**Written instruction**
Look through the material below for "carb". Copy every line that contains it.

━━━━

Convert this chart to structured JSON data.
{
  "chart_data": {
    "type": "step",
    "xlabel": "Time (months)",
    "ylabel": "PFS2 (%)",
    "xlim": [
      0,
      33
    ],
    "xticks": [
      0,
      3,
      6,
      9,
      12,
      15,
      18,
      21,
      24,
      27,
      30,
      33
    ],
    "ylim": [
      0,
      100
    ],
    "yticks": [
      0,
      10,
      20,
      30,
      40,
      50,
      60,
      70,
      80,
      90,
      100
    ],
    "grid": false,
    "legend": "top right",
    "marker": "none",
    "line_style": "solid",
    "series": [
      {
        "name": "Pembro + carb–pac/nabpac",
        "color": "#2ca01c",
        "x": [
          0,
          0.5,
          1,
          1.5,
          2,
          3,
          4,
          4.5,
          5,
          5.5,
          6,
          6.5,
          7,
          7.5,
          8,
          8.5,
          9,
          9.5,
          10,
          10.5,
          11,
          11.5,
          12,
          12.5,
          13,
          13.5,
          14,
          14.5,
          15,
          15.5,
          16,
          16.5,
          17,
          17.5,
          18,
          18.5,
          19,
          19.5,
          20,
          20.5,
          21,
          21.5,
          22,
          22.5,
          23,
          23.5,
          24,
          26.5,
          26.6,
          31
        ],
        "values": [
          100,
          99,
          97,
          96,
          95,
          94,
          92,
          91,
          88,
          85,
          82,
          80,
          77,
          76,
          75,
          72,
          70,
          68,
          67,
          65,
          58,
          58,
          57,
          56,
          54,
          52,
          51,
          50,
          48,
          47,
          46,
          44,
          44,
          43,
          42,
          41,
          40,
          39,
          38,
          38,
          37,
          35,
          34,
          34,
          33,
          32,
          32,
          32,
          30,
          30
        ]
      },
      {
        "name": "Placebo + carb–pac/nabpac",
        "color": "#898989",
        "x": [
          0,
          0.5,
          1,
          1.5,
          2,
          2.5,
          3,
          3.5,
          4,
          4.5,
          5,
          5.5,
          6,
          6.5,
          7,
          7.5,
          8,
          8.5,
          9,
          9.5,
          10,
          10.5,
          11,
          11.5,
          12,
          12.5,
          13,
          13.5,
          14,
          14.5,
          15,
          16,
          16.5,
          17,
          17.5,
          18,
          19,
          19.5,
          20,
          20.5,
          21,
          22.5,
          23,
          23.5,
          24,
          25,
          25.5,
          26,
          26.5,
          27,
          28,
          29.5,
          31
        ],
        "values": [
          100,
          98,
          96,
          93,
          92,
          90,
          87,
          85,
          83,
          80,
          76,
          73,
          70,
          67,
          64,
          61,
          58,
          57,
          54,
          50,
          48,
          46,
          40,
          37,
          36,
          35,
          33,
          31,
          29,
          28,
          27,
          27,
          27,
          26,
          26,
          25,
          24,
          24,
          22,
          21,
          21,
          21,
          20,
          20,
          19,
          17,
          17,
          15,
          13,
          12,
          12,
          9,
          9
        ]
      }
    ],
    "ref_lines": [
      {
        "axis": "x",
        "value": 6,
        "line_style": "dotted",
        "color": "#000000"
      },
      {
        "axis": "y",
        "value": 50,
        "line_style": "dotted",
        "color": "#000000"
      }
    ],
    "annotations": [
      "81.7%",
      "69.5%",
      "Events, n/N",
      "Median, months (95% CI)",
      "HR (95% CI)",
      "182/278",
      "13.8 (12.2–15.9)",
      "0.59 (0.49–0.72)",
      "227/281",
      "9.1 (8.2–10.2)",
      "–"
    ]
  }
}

━━━━

**Result of this exercise**
        "name": "Pembro + carb–pac/nabpac",
        "name": "Placebo + carb–pac/nabpac",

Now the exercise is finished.